PROBLEM STATEMENT
Would you quote the material below in full and unchanged?

#### PROVIDED RECORDS ####

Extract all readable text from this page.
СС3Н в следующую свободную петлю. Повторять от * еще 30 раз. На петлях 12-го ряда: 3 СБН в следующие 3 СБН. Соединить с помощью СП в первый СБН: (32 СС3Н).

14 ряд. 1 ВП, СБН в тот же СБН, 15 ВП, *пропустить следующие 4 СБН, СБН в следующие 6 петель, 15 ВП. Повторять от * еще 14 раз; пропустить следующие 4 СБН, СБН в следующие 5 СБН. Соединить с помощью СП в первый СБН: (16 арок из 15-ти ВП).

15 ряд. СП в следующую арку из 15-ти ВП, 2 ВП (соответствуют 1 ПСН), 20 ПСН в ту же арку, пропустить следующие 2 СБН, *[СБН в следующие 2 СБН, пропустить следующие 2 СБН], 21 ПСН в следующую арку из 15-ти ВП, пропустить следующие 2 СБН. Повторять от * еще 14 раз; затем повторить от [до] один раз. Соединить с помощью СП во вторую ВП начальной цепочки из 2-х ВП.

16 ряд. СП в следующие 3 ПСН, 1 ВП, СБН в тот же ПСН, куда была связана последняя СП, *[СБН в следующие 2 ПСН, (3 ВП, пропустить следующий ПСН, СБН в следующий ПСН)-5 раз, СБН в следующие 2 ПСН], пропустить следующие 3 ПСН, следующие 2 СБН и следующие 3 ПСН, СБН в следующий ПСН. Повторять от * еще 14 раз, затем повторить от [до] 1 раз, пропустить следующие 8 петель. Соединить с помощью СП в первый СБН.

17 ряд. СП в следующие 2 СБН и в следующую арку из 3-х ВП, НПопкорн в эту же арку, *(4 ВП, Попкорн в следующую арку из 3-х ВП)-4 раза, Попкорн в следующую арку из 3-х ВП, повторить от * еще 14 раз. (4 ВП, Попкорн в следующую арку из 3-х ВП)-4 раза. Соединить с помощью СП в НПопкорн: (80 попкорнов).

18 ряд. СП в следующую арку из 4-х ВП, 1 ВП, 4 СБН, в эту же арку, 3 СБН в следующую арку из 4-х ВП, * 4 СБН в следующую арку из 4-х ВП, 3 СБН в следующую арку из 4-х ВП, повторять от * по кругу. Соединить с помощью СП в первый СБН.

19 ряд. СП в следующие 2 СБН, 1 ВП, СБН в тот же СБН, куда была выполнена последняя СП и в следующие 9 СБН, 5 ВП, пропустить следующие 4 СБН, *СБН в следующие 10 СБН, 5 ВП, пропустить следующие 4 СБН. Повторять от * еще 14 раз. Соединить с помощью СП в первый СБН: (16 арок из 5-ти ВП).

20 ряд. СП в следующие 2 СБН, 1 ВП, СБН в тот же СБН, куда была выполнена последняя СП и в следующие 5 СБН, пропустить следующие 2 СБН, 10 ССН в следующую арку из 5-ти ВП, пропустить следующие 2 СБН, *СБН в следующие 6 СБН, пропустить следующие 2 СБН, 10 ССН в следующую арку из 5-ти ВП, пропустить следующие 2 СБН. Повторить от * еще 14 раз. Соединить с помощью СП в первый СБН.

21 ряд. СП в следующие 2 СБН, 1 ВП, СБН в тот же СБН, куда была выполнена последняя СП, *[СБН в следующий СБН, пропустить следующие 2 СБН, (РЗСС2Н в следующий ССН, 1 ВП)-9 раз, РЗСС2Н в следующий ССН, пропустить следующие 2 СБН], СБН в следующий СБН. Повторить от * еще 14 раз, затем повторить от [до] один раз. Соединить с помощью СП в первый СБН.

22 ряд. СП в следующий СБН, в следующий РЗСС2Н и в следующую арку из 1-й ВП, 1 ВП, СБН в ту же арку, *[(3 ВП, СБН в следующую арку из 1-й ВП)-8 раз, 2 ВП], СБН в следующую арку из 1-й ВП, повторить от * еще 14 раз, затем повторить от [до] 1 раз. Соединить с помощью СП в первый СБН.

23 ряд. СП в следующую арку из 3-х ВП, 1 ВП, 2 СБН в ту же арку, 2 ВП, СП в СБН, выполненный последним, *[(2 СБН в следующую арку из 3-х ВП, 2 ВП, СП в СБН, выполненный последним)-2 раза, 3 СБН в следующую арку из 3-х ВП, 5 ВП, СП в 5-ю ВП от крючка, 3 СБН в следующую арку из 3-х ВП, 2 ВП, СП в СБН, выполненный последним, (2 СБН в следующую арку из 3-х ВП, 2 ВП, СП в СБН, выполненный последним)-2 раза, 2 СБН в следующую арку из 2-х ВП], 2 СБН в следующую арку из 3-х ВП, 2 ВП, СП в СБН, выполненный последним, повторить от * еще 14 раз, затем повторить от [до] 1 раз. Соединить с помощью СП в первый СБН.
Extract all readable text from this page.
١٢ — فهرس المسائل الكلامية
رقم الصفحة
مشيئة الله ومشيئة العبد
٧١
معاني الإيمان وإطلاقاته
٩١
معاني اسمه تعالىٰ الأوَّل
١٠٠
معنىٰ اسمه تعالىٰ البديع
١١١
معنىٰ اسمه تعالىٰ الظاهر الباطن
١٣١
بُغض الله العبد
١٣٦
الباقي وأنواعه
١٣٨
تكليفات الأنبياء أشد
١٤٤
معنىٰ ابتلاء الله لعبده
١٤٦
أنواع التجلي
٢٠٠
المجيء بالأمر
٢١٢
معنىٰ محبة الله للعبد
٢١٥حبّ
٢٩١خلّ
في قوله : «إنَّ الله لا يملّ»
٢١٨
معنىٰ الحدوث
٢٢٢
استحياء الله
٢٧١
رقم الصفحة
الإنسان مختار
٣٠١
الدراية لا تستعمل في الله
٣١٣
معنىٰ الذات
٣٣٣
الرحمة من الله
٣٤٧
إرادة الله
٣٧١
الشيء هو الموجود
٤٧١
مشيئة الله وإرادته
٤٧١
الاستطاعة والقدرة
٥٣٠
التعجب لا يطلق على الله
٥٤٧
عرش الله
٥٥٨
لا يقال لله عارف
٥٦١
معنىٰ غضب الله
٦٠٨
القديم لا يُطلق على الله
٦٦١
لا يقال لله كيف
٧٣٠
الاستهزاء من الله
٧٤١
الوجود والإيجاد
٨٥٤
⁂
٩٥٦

####

TASK RESPONSE
Extract all readable text from this page.
СС3Н в следующую свободную петлю. Повторять от * еще 30 раз. На петлях 12-го ряда: 3 СБН в следующие 3 СБН. Соединить с помощью СП в первый СБН: (32 СС3Н).

14 ряд. 1 ВП, СБН в тот же СБН, 15 ВП, *пропустить следующие 4 СБН, СБН в следующие 6 петель, 15 ВП. Повторять от * еще 14 раз; пропустить следующие 4 СБН, СБН в следующие 5 СБН. Соединить с помощью СП в первый СБН: (16 арок из 15-ти ВП).

15 ряд. СП в следующую арку из 15-ти ВП, 2 ВП (соответствуют 1 ПСН), 20 ПСН в ту же арку, пропустить следующие 2 СБН, *[СБН в следующие 2 СБН, пропустить следующие 2 СБН], 21 ПСН в следующую арку из 15-ти ВП, пропустить следующие 2 СБН. Повторять от * еще 14 раз; затем повторить от [до] один раз. Соединить с помощью СП во вторую ВП начальной цепочки из 2-х ВП.

16 ряд. СП в следующие 3 ПСН, 1 ВП, СБН в тот же ПСН, куда была связана последняя СП, *[СБН в следующие 2 ПСН, (3 ВП, пропустить следующий ПСН, СБН в следующий ПСН)-5 раз, СБН в следующие 2 ПСН], пропустить следующие 3 ПСН, следующие 2 СБН и следующие 3 ПСН, СБН в следующий ПСН. Повторять от * еще 14 раз, затем повторить от [до] 1 раз, пропустить следующие 8 петель. Соединить с помощью СП в первый СБН.

17 ряд. СП в следующие 2 СБН и в следующую арку из 3-х ВП, НПопкорн в эту же арку, *(4 ВП, Попкорн в следующую арку из 3-х ВП)-4 раза, Попкорн в следующую арку из 3-х ВП, повторить от * еще 14 раз. (4 ВП, Попкорн в следующую арку из 3-х ВП)-4 раза. Соединить с помощью СП в НПопкорн: (80 попкорнов).

18 ряд. СП в следующую арку из 4-х ВП, 1 ВП, 4 СБН, в эту же арку, 3 СБН в следующую арку из 4-х ВП, * 4 СБН в следующую арку из 4-х ВП, 3 СБН в следующую арку из 4-х ВП, повторять от * по кругу. Соединить с помощью СП в первый СБН.

19 ряд. СП в следующие 2 СБН, 1 ВП, СБН в тот же СБН, куда была выполнена последняя СП и в следующие 9 СБН, 5 ВП, пропустить следующие 4 СБН, *СБН в следующие 10 СБН, 5 ВП, пропустить следующие 4 СБН. Повторять от * еще 14 раз. Соединить с помощью СП в первый СБН: (16 арок из 5-ти ВП).

20 ряд. СП в следующие 2 СБН, 1 ВП, СБН в тот же СБН, куда была выполнена последняя СП и в следующие 5 СБН, пропустить следующие 2 СБН, 10 ССН в следующую арку из 5-ти ВП, пропустить следующие 2 СБН, *СБН в следующие 6 СБН, пропустить следующие 2 СБН, 10 ССН в следующую арку из 5-ти ВП, пропустить следующие 2 СБН. Повторить от * еще 14 раз. Соединить с помощью СП в первый СБН.

21 ряд. СП в следующие 2 СБН, 1 ВП, СБН в тот же СБН, куда была выполнена последняя СП, *[СБН в следующий СБН, пропустить следующие 2 СБН, (РЗСС2Н в следующий ССН, 1 ВП)-9 раз, РЗСС2Н в следующий ССН, пропустить следующие 2 СБН], СБН в следующий СБН. Повторить от * еще 14 раз, затем повторить от [до] один раз. Соединить с помощью СП в первый СБН.

22 ряд. СП в следующий СБН, в следующий РЗСС2Н и в следующую арку из 1-й ВП, 1 ВП, СБН в ту же арку, *[(3 ВП, СБН в следующую арку из 1-й ВП)-8 раз, 2 ВП], СБН в следующую арку из 1-й ВП, повторить от * еще 14 раз, затем повторить от [до] 1 раз. Соединить с помощью СП в первый СБН.

23 ряд. СП в следующую арку из 3-х ВП, 1 ВП, 2 СБН в ту же арку, 2 ВП, СП в СБН, выполненный последним, *[(2 СБН в следующую арку из 3-х ВП, 2 ВП, СП в СБН, выполненный последним)-2 раза, 3 СБН в следующую арку из 3-х ВП, 5 ВП, СП в 5-ю ВП от крючка, 3 СБН в следующую арку из 3-х ВП, 2 ВП, СП в СБН, выполненный последним, (2 СБН в следующую арку из 3-х ВП, 2 ВП, СП в СБН, выполненный последним)-2 раза, 2 СБН в следующую арку из 2-х ВП], 2 СБН в следующую арку из 3-х ВП, 2 ВП, СП в СБН, выполненный последним, повторить от * еще 14 раз, затем повторить от [до] 1 раз. Соединить с помощью СП в первый СБН.
Extract all readable text from this page.
١٢ — فهرس المسائل الكلامية
رقم الصفحة
مشيئة الله ومشيئة العبد
٧١
معاني الإيمان وإطلاقاته
٩١
معاني اسمه تعالىٰ الأوَّل
١٠٠
معنىٰ اسمه تعالىٰ البديع
١١١
معنىٰ اسمه تعالىٰ الظاهر الباطن
١٣١
بُغض الله العبد
١٣٦
الباقي وأنواعه
١٣٨
تكليفات الأنبياء أشد
١٤٤
معنىٰ ابتلاء الله لعبده
١٤٦
أنواع التجلي
٢٠٠
المجيء بالأمر
٢١٢
معنىٰ محبة الله للعبد
٢١٥حبّ
٢٩١خلّ
في قوله : «إنَّ الله لا يملّ»
٢١٨
معنىٰ الحدوث
٢٢٢
استحياء الله
٢٧١
رقم الصفحة
الإنسان مختار
٣٠١
الدراية لا تستعمل في الله
٣١٣
معنىٰ الذات
٣٣٣
الرحمة من الله
٣٤٧
إرادة الله
٣٧١
الشيء هو الموجود
٤٧١
مشيئة الله وإرادته
٤٧١
الاستطاعة والقدرة
٥٣٠
التعجب لا يطلق على الله
٥٤٧
عرش الله
٥٥٨
لا يقال لله عارف
٥٦١
معنىٰ غضب الله
٦٠٨
القديم لا يُطلق على الله
٦٦١
لا يقال لله كيف
٧٣٠
الاستهزاء من الله
٧٤١
الوجود والإيجاد
٨٥٤
⁂
٩٥٦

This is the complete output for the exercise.